Below is a block of records; return all of them exactly, but without the images.

Records about charts and figures

[start]

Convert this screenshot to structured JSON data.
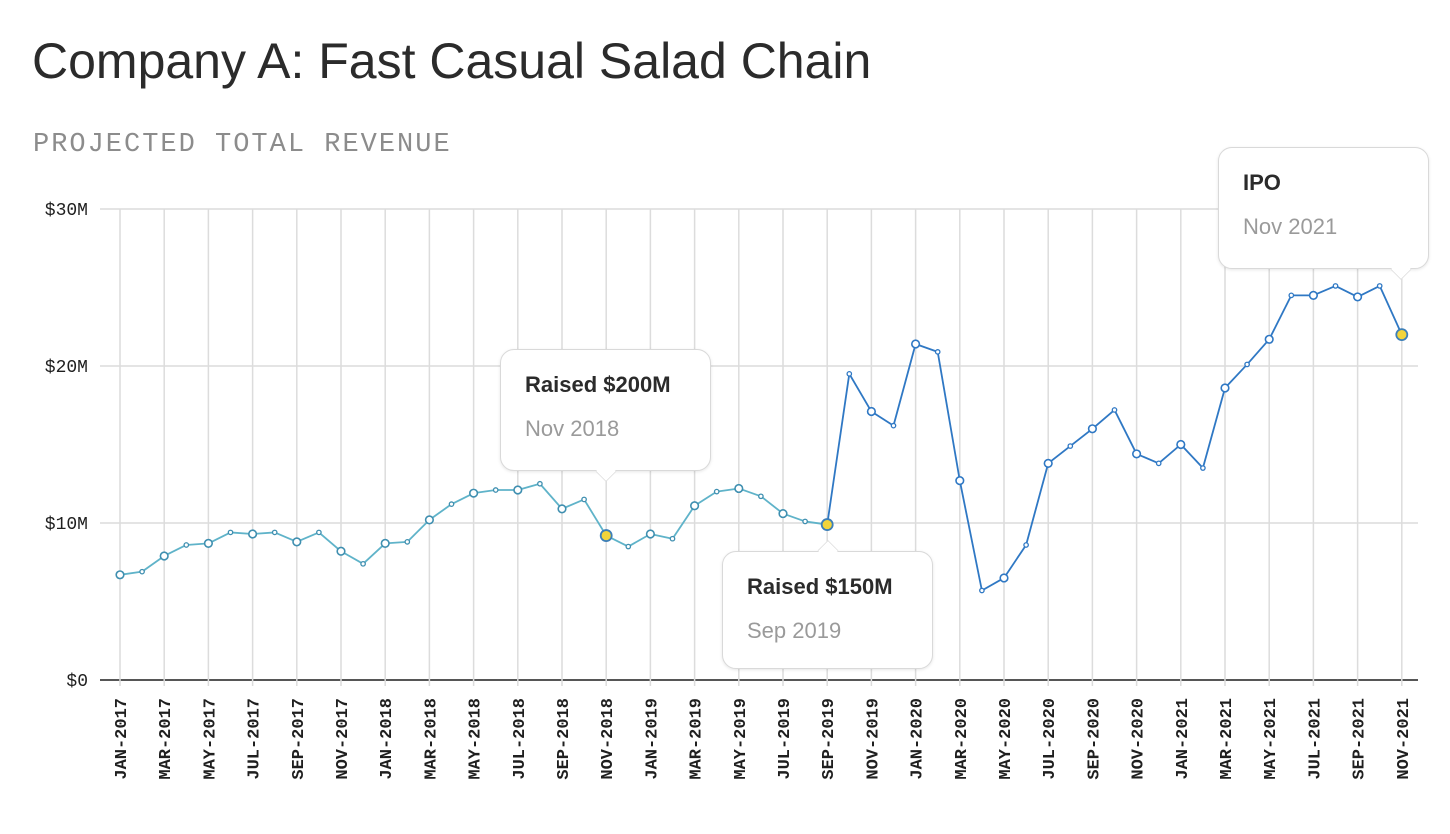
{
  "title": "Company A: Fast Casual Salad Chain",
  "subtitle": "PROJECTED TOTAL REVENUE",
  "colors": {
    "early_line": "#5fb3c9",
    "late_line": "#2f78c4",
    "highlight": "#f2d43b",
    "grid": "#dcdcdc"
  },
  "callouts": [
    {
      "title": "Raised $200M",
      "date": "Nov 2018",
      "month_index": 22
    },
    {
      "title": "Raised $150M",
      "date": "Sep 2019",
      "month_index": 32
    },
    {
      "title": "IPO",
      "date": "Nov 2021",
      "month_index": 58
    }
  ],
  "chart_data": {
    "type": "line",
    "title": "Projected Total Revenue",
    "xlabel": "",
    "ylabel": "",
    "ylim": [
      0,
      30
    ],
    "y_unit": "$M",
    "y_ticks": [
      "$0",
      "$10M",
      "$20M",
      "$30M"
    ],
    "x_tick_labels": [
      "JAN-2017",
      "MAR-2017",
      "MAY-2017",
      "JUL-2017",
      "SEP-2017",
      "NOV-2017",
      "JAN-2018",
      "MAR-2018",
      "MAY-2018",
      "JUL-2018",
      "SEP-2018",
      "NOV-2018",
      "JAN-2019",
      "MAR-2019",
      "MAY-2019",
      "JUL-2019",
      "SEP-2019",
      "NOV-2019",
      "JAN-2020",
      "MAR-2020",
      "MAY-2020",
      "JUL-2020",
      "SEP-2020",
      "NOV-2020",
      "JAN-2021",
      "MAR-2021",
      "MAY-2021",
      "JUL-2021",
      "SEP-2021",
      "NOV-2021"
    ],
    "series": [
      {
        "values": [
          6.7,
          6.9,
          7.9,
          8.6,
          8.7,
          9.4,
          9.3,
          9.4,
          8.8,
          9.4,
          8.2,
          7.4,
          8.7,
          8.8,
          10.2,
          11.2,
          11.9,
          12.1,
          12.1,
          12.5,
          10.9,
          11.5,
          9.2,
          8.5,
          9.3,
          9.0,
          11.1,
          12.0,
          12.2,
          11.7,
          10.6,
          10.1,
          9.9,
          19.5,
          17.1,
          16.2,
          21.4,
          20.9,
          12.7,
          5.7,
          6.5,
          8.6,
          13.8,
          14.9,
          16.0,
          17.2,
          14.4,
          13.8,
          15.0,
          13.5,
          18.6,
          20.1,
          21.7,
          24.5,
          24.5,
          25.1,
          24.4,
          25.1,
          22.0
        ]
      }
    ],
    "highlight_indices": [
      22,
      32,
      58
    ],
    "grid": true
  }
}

[end]

§ OUTPUT
Convert this screenshot to structured JSON data.
{
  "title": "Company A: Fast Casual Salad Chain",
  "subtitle": "PROJECTED TOTAL REVENUE",
  "colors": {
    "early_line": "#5fb3c9",
    "late_line": "#2f78c4",
    "highlight": "#f2d43b",
    "grid": "#dcdcdc"
  },
  "callouts": [
    {
      "title": "Raised $200M",
      "date": "Nov 2018",
      "month_index": 22
    },
    {
      "title": "Raised $150M",
      "date": "Sep 2019",
      "month_index": 32
    },
    {
      "title": "IPO",
      "date": "Nov 2021",
      "month_index": 58
    }
  ],
  "chart_data": {
    "type": "line",
    "title": "Projected Total Revenue",
    "xlabel": "",
    "ylabel": "",
    "ylim": [
      0,
      30
    ],
    "y_unit": "$M",
    "y_ticks": [
      "$0",
      "$10M",
      "$20M",
      "$30M"
    ],
    "x_tick_labels": [
      "JAN-2017",
      "MAR-2017",
      "MAY-2017",
      "JUL-2017",
      "SEP-2017",
      "NOV-2017",
      "JAN-2018",
      "MAR-2018",
      "MAY-2018",
      "JUL-2018",
      "SEP-2018",
      "NOV-2018",
      "JAN-2019",
      "MAR-2019",
      "MAY-2019",
      "JUL-2019",
      "SEP-2019",
      "NOV-2019",
      "JAN-2020",
      "MAR-2020",
      "MAY-2020",
      "JUL-2020",
      "SEP-2020",
      "NOV-2020",
      "JAN-2021",
      "MAR-2021",
      "MAY-2021",
      "JUL-2021",
      "SEP-2021",
      "NOV-2021"
    ],
    "series": [
      {
        "values": [
          6.7,
          6.9,
          7.9,
          8.6,
          8.7,
          9.4,
          9.3,
          9.4,
          8.8,
          9.4,
          8.2,
          7.4,
          8.7,
          8.8,
          10.2,
          11.2,
          11.9,
          12.1,
          12.1,
          12.5,
          10.9,
          11.5,
          9.2,
          8.5,
          9.3,
          9.0,
          11.1,
          12.0,
          12.2,
          11.7,
          10.6,
          10.1,
          9.9,
          19.5,
          17.1,
          16.2,
          21.4,
          20.9,
          12.7,
          5.7,
          6.5,
          8.6,
          13.8,
          14.9,
          16.0,
          17.2,
          14.4,
          13.8,
          15.0,
          13.5,
          18.6,
          20.1,
          21.7,
          24.5,
          24.5,
          25.1,
          24.4,
          25.1,
          22.0
        ]
      }
    ],
    "highlight_indices": [
      22,
      32,
      58
    ],
    "grid": true
  }
}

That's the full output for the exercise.